GESTELLTE AUFGABE A →
Wiederhole die Einträge unten wortgetreu vom Anfang bis einschließlich der Zeile mit „line-label: OIII <box>281 50 304 64</box>“.

TEXTAUSZUG →
◆ ◆ ◆ ◆ ◆
# Häufung von Leitungen in der Elektroinstallation



## Toddy80 (12 November 2008)

Hallo,

habe mal wieder eine kleine Frage.
Bei der Auslegung von Leitungen muss man ja immer die Häufung berücksichtigen. Habe eine gelochte Kabelrinne mit ca. 100 NYM-Leitungen. Diese Leitungen versorgen nur Kleinverbraucher und Steckdosen mit jeweils einem PC dran. Wenn ich nun die Häufung berücksichtigen würde, darf ich fast nix mehr über die Leitungen übertragen.
Oder reicht die Annahme aus, dass nie eine hohe Leistung gleichzeitig angeschlossen ist.

Bei einem normalen Haus ist es ja ähnlich. Da liegen bei der Einführung zum Sicherungskasten auch alle Leitungen gehäuft. Allerdings werden hier fast alle Stromkreise mit 16A abgesichert.

Gruß

Toddy


----------



## jabba (12 November 2008)
◆ ◆ ◆ ◆ ◆
GEZEIGTE EINTRÄGE →
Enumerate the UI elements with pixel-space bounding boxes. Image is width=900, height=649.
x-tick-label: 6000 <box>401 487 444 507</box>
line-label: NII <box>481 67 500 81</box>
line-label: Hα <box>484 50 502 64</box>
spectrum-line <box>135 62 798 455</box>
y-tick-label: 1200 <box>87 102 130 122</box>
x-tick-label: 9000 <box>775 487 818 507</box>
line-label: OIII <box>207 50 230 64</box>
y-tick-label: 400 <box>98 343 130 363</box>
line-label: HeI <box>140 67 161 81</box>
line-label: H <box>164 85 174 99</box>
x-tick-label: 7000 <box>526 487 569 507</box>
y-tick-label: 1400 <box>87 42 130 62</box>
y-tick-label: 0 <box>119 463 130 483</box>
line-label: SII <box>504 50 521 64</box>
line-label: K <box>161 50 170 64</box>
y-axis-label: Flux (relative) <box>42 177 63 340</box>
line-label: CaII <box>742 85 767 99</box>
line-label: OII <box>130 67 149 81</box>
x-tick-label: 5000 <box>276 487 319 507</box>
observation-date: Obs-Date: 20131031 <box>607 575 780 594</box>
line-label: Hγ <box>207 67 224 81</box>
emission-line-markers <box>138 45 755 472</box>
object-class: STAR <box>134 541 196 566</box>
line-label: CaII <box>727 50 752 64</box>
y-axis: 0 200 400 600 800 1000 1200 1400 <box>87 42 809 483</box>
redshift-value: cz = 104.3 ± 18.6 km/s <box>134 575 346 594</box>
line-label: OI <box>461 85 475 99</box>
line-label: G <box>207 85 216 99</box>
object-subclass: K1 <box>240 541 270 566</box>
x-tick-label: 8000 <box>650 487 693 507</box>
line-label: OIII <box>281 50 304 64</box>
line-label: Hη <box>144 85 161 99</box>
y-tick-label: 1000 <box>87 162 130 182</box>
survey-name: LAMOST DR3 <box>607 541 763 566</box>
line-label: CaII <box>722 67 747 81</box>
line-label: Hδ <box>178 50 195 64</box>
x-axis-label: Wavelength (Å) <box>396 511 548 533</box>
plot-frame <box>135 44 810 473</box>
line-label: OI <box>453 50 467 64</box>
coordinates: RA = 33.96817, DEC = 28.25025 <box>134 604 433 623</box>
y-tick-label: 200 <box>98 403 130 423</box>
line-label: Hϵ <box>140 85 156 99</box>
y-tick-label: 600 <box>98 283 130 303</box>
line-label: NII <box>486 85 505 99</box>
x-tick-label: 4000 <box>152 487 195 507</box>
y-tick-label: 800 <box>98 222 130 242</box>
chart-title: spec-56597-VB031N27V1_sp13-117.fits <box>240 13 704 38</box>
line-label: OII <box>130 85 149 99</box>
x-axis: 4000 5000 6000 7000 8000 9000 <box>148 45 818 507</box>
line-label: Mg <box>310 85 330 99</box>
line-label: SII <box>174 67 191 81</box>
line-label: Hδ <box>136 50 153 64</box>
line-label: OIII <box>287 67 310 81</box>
◆ ◆ ◆ ◆ ◆
GESTELLTE AUFGABE B →
Gib den Text zur Häufung von Leitungen oben vollständig und unverändert wieder.

ERWARTETE ANTWORT A →
Enumerate the UI elements with pixel-space bounding boxes. Image is width=900, height=649.
x-tick-label: 6000 <box>401 487 444 507</box>
line-label: NII <box>481 67 500 81</box>
line-label: Hα <box>484 50 502 64</box>
spectrum-line <box>135 62 798 455</box>
y-tick-label: 1200 <box>87 102 130 122</box>
x-tick-label: 9000 <box>775 487 818 507</box>
line-label: OIII <box>207 50 230 64</box>
y-tick-label: 400 <box>98 343 130 363</box>
line-label: HeI <box>140 67 161 81</box>
line-label: H <box>164 85 174 99</box>
x-tick-label: 7000 <box>526 487 569 507</box>
y-tick-label: 1400 <box>87 42 130 62</box>
y-tick-label: 0 <box>119 463 130 483</box>
line-label: SII <box>504 50 521 64</box>
line-label: K <box>161 50 170 64</box>
y-axis-label: Flux (relative) <box>42 177 63 340</box>
line-label: CaII <box>742 85 767 99</box>
line-label: OII <box>130 67 149 81</box>
x-tick-label: 5000 <box>276 487 319 507</box>
observation-date: Obs-Date: 20131031 <box>607 575 780 594</box>
line-label: Hγ <box>207 67 224 81</box>
emission-line-markers <box>138 45 755 472</box>
object-class: STAR <box>134 541 196 566</box>
line-label: CaII <box>727 50 752 64</box>
y-axis: 0 200 400 600 800 1000 1200 1400 <box>87 42 809 483</box>
redshift-value: cz = 104.3 ± 18.6 km/s <box>134 575 346 594</box>
line-label: OI <box>461 85 475 99</box>
line-label: G <box>207 85 216 99</box>
object-subclass: K1 <box>240 541 270 566</box>
x-tick-label: 8000 <box>650 487 693 507</box>
line-label: OIII <box>281 50 304 64</box>

ERWARTETE ANTWORT B →
# Häufung von Leitungen in der Elektroinstallation



## Toddy80 (12 November 2008)

Hallo,

habe mal wieder eine kleine Frage.
Bei der Auslegung von Leitungen muss man ja immer die Häufung berücksichtigen. Habe eine gelochte Kabelrinne mit ca. 100 NYM-Leitungen. Diese Leitungen versorgen nur Kleinverbraucher und Steckdosen mit jeweils einem PC dran. Wenn ich nun die Häufung berücksichtigen würde, darf ich fast nix mehr über die Leitungen übertragen.
Oder reicht die Annahme aus, dass nie eine hohe Leistung gleichzeitig angeschlossen ist.

Bei einem normalen Haus ist es ja ähnlich. Da liegen bei der Einführung zum Sicherungskasten auch alle Leitungen gehäuft. Allerdings werden hier fast alle Stromkreise mit 16A abgesichert.

Gruß

Toddy


----------



## jabba (12 November 2008)